■ **CHALLENGE 1**:
Return a verbatim excerpt from the passage on OPEC development aid, starting at "Following their meeting" and ending after "had been agreed.".
■ **CHALLENGE 2**:
Extend the passage on OPEC development aid, writing on from its final sentence.

Following their meeting in Vienna in mid-November, the OPEC finance ministers have announced that $1 billion will be provided to Third World countries to help them with their development problems. Reportedly these funds are to be channeled through existing programs and institutions on favorable terms. However, as of late November it was not clear to what extent this $1 billion would be additional to ongoing OPEC programs and commitments, or whether any new coordination had been agreed.
Why has a common development aid policy, on behalf of its important relations with the non-oil Third World, been so difficult for OPEC to achieve? One problem is that OPEC has strong multiple leadership, with Saudi Arabia, Iran, Algeria, Venezuela, and others all playing important parts. Also, it is difficult to find a basis for sharing the burden of a common funding policy which satisfies their diverse political interests. Saudi Arabia, Kuwait, the United Arab Emirates and Qatar will run major surpluses on their current balance of payments well beyond 1980, and they have important political interests to pursue on behalf of the Arab world. Nigeria and Indonesia, with only seven percent of OPEC proven oil reserves and over 70 percent of its population, find that their oil will yield small returns relative to the large development needs of their countries. In between are Algeria, Iran, Iraq and Venezuela-with ambitious programs for development which appear likely to overtake their surplus oil earnings in the next few years-and Libya, a special case and inclined to be a loner.
What is clear is that the diverse interests of these countries find common expression-beyond the maintenance of high oil prices-mainly in general policies which assume that OPEC interests and the interests of the non-oil Third World coincide. For example, at the April 1974 Special Session of the U.N. General Assembly called by President Boumedienne of Algeria, OPEC countries joined in supporting the view that the current economic difficulties of non-oil developing countries arose not from the essentially retrogressive effect on poorer countries of recent major increases in the price of their essential oil imports, but rather from a faulty economic system which had persistently neglected their economic development needs, in general, and underpaid them for their commodity exports, including oil, in particular. Non-oil developing countries were asked to accept higher oil prices, as the vanguard of a new economic order which would seek to improve substantially the terms of trade for other raw material and commodity producers. It was a bold stroke in defense of higher oil prices, and in favor of producer associations on the model of OPEC. Thus, in the Charter of Economic Rights and Duties of States, adopted in December 1974 by the General Assembly, less-developed countries who are major producers of primary commodities continued to see OPEC as their role model.
Emphasis on control of commodity markets involves difficult issues to resolve from the standpoint of economic management and maximizing development resources. These issues are at the center of the forthcoming 27-member Paris and UNCTAD conferences, and negotiations on them appear likely to occupy the attention of governments over the next several years. One aspect of the problem is that 80 percent of the effective world supply of commodities-other than oil-comes from developed countries; moreover, many producers of commodities for which price increases might be sought have been realizing significant returns. While well-conceived commodity schemes will dampen the extreme price fluctuations which have characterized commodity markets, and are an important objective in themselves, non-oil developing countries are more likely to realize greater long-term benefits from compensatory financing schemes to offset deterioration in their terms of trade, whether from a fall in export earnings or from sharply increased import prices.

■ **GIVEN ENTRIES**:
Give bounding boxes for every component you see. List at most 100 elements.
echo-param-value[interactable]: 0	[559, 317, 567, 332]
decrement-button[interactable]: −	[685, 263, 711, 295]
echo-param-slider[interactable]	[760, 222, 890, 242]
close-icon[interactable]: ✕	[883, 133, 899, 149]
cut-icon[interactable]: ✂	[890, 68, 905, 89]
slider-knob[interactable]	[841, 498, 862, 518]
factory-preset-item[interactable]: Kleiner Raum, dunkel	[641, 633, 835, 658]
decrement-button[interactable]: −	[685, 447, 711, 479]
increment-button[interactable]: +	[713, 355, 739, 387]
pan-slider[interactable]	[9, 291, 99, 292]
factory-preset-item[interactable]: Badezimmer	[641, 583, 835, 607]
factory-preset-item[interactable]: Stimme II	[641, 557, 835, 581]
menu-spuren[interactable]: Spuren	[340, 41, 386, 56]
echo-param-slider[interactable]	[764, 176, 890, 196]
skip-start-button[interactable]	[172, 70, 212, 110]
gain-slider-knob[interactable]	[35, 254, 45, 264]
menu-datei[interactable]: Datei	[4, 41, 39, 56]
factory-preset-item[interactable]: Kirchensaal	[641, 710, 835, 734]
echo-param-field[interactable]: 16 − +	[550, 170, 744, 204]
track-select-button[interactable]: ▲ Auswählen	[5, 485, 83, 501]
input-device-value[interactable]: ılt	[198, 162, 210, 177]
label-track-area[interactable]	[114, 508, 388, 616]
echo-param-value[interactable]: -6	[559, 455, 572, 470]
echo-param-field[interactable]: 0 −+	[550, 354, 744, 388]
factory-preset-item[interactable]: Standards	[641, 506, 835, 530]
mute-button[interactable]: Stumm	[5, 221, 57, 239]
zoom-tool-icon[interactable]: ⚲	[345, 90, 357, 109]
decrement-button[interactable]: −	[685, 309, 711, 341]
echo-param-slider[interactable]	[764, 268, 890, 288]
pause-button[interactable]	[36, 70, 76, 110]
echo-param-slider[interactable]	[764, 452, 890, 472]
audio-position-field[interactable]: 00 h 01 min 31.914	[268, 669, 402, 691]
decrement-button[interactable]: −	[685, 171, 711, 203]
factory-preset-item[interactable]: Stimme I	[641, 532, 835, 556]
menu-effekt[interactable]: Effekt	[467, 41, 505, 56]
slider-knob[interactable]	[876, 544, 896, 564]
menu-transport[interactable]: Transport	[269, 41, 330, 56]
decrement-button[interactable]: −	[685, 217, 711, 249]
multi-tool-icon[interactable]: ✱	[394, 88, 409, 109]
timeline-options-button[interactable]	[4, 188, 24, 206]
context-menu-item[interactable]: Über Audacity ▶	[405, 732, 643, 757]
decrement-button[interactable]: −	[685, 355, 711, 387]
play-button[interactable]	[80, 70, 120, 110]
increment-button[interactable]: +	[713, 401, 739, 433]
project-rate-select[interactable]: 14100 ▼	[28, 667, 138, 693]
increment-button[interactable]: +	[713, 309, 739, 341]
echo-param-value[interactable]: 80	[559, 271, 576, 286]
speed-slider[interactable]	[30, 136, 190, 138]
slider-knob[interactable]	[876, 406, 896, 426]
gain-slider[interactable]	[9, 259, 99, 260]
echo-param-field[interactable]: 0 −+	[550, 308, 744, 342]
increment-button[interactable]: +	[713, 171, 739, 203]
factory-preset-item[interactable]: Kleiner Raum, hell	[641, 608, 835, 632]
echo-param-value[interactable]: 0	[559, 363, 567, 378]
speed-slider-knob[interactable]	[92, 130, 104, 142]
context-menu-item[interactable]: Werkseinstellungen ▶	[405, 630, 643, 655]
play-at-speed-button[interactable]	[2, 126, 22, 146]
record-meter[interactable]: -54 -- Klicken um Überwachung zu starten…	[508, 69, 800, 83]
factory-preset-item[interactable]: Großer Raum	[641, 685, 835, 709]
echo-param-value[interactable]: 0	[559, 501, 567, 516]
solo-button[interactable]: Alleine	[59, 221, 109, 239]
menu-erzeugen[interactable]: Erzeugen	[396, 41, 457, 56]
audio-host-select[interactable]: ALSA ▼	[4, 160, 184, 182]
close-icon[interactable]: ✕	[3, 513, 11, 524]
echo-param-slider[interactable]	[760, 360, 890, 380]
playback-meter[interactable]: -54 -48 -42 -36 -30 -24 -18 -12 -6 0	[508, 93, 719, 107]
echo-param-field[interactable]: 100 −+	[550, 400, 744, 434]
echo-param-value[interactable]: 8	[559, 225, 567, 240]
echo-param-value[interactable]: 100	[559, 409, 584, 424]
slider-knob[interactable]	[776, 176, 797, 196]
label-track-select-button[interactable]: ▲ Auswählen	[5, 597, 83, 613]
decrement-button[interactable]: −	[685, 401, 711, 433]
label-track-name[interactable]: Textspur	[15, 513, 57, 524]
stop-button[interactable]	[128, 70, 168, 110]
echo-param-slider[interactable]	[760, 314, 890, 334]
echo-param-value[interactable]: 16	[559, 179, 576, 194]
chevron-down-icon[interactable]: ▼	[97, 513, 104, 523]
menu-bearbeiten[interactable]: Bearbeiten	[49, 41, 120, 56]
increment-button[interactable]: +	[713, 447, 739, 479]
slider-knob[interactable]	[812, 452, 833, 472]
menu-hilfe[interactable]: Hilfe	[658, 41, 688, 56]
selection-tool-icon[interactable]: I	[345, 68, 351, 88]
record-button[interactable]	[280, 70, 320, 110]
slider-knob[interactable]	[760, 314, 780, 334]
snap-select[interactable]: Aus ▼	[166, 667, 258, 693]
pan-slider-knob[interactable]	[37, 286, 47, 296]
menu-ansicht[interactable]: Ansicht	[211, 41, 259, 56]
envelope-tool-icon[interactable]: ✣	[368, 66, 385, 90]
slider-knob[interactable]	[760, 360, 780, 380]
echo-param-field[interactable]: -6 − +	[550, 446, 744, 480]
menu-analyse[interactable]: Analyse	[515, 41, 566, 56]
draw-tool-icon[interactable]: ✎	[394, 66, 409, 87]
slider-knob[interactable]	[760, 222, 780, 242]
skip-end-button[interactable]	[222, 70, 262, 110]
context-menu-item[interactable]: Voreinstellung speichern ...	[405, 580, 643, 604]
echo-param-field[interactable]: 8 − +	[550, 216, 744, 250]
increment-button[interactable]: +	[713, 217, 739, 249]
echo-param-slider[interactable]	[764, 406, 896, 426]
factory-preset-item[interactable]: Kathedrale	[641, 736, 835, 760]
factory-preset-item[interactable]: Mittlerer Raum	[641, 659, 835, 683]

■ **RESPONSE 1**:
Following their meeting in Vienna in mid-November, the OPEC finance ministers have announced that $1 billion will be provided to Third World countries to help them with their development problems. Reportedly these funds are to be channeled through existing programs and institutions on favorable terms. However, as of late November it was not clear to what extent this $1 billion would be additional to ongoing OPEC programs and commitments, or whether any new coordination had been agreed.

■ **RESPONSE 2**:
Meanwhile, as discussion of commodity markets goes forward in international conferences, the higher oil bills of non-oil Third World countries continue to fall due and a number of them seek more direct aid. Some, particularly in Black Africa, do not believe that they have been getting sufficiently "encouraging responses" from the oil-producing countries.
Let us now examine in more detail the actual programs of the OPEC countries since early 1974 in providing economic assistance to non-oil Third World countries. With the exception of Gabon, Ecuador and Indonesia, all OPEC members have provided some such assistance. The total flow of resources originating in OPEC and available for non-oil developing countries in 1974 was about $4.6 billion. (Not included is $1 billion which actually went to developing countries from the IMF Oil Facility in 1974 and a further $1.5 billion in 1975. Although derived from OPEC subscriptions, and of direct benefit to non-oil developing countries, the IMF does not regard this as a transfer of resources from OPEC as explained above.)
This $4.6 billion resource flow in 1974 was about equally divided between budgetary supporting assistance and concessionary credits on the one hand, and the purchase of bonds of multinational development banks at an average interest rate of eight percent, on the other.
Approximately $2.2 billion in grants and concessionary loans were disbursed as follows (in millions of dollars):
$1,200 Supporting assistance grants and loans to Egypt,
Syria and Jordan
60 Supporting assistance grants to the Yemen Arab Republic and Sudan
45 Relief grants to African countries
300 Oil credits to India and Sudan (from Iran and Iraq)
190 Disbursements on supporting loans to Pakistan, Bangladesh and Sudan
70 Disbursements on loans to other countries
350 Contributions to international and regional funds
Capital transfers on non-concessional terms included purchases of almost $2 billion in World Bank bonds, as well as other subscriptions to the Asian Development Bank, the Inter-American Bank and the African Development Bank. These banks, in turn, channel these funds to developing countries, mostly for projects on which funds will be disbursed over a period of several years.
Beyond the actual $4.6 billion transfer of resources in 1974, a further $6.2 billion was committed to regional funds, development projects, and commercial investments. The total of actual transfers and future commitments was thus $10.8 billion during 1974, with the promise of further substantial transfers in 1975 and ensuing years.
As of November, OPEC aid commitments have continued in 1975 at a total level of about $10 billion for both concessional aid and other capital transfers. But the actual transfer of resources from OPEC to the Third World accelerated in 1975 and appears likely to reach a level of approximately $6 billion. However, the tempo of disbursements is slowing down and will level off or decline in 1976.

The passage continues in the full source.